EXERCISE INPUTS
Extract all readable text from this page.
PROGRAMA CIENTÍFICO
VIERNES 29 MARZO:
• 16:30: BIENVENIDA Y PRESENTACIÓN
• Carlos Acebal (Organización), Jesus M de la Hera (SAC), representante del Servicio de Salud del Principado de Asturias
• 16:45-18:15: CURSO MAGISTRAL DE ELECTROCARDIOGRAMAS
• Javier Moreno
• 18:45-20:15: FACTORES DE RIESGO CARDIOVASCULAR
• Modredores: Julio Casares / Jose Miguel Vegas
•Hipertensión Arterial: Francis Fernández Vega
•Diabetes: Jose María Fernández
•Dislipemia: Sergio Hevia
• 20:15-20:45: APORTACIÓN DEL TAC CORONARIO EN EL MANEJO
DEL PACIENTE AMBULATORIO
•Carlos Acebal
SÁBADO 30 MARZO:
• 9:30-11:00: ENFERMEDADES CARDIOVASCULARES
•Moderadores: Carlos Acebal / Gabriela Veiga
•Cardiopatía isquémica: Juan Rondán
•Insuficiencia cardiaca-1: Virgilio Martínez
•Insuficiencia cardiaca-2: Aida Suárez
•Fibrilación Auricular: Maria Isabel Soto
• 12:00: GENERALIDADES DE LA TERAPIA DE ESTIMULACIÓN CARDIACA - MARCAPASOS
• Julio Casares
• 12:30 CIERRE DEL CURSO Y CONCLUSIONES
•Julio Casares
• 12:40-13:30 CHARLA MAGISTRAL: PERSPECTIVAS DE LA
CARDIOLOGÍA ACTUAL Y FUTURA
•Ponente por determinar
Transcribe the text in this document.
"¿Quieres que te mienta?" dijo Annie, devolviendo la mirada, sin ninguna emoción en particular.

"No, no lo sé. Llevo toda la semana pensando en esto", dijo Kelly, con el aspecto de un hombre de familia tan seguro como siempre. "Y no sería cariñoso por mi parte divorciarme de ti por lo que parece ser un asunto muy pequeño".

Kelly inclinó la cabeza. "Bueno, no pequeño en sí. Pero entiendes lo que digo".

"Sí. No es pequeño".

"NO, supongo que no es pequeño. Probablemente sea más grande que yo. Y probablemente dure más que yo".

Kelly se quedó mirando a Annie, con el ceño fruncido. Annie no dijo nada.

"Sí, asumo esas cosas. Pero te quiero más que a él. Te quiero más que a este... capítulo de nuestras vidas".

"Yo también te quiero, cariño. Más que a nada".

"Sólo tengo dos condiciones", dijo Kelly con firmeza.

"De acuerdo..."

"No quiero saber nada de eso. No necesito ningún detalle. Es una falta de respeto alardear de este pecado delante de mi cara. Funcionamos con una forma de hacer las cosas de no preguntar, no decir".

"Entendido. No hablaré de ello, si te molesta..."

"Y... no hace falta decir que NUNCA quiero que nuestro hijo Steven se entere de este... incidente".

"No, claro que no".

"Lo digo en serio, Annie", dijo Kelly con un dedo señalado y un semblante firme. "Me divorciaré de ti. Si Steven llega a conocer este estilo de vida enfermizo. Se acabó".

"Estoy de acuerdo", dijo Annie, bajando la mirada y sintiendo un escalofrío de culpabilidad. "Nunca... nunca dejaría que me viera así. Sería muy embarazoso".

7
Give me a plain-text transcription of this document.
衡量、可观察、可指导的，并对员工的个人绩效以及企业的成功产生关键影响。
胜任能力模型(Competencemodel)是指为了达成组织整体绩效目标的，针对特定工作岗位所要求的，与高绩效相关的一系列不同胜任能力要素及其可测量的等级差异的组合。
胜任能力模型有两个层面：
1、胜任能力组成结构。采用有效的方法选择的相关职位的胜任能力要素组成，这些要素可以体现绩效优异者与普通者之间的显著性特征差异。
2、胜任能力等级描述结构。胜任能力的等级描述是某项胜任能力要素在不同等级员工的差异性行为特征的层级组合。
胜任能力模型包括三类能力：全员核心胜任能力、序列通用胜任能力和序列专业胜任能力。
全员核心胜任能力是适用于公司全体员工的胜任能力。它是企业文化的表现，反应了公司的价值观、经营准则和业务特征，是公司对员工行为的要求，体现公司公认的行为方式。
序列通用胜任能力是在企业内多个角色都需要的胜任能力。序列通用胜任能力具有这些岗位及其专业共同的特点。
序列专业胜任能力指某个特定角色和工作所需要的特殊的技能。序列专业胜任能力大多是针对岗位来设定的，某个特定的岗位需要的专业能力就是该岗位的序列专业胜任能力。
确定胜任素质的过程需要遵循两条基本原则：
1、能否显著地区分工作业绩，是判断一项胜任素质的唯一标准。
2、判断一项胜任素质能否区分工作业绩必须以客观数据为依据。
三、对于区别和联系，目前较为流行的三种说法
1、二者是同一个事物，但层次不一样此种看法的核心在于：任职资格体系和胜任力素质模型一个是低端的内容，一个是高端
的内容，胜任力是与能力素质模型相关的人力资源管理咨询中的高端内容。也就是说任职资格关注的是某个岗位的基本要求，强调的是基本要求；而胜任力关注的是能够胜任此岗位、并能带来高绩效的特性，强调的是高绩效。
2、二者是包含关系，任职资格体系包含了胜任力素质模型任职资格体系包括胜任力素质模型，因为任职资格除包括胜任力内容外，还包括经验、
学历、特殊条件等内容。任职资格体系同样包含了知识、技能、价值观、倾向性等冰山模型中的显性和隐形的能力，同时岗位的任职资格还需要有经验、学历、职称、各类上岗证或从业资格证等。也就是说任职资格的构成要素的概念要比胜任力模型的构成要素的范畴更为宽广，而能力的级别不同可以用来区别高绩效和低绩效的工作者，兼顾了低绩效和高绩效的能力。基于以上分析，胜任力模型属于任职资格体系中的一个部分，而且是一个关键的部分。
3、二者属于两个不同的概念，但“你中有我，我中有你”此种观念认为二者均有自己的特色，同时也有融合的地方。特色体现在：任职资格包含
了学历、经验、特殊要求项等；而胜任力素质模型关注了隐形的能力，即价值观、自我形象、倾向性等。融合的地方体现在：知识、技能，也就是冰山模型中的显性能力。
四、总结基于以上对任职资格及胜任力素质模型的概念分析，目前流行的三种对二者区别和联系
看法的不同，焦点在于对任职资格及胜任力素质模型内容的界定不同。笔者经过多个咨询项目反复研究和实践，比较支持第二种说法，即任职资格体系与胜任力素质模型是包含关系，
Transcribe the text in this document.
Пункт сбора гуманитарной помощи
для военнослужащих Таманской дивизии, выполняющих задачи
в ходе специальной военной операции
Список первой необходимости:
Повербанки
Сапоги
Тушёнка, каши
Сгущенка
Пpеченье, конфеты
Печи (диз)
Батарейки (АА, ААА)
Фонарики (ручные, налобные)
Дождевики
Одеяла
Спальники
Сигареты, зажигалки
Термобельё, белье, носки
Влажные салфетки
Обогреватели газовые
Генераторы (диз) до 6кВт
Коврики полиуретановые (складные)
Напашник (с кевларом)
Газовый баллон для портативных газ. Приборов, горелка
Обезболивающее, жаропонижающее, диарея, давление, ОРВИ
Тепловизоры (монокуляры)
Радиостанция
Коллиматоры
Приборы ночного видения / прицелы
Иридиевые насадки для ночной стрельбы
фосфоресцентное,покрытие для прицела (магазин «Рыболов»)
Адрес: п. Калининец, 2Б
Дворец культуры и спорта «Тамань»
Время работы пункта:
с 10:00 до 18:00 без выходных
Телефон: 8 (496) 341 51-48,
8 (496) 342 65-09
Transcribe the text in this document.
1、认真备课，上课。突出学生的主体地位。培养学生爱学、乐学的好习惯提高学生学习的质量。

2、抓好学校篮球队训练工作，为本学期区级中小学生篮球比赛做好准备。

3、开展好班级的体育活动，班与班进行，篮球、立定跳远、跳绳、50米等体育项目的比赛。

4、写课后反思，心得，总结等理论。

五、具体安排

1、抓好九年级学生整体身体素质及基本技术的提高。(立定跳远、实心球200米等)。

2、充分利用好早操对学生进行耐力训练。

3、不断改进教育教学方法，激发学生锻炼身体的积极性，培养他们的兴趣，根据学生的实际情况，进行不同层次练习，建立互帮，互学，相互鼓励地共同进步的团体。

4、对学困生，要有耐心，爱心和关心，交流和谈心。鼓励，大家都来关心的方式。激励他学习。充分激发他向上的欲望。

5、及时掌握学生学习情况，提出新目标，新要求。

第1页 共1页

AIM
Determine the number of lines where the string "acuerdo" occurs, and give that number only.

RESULT FOR THIS EXERCISE
2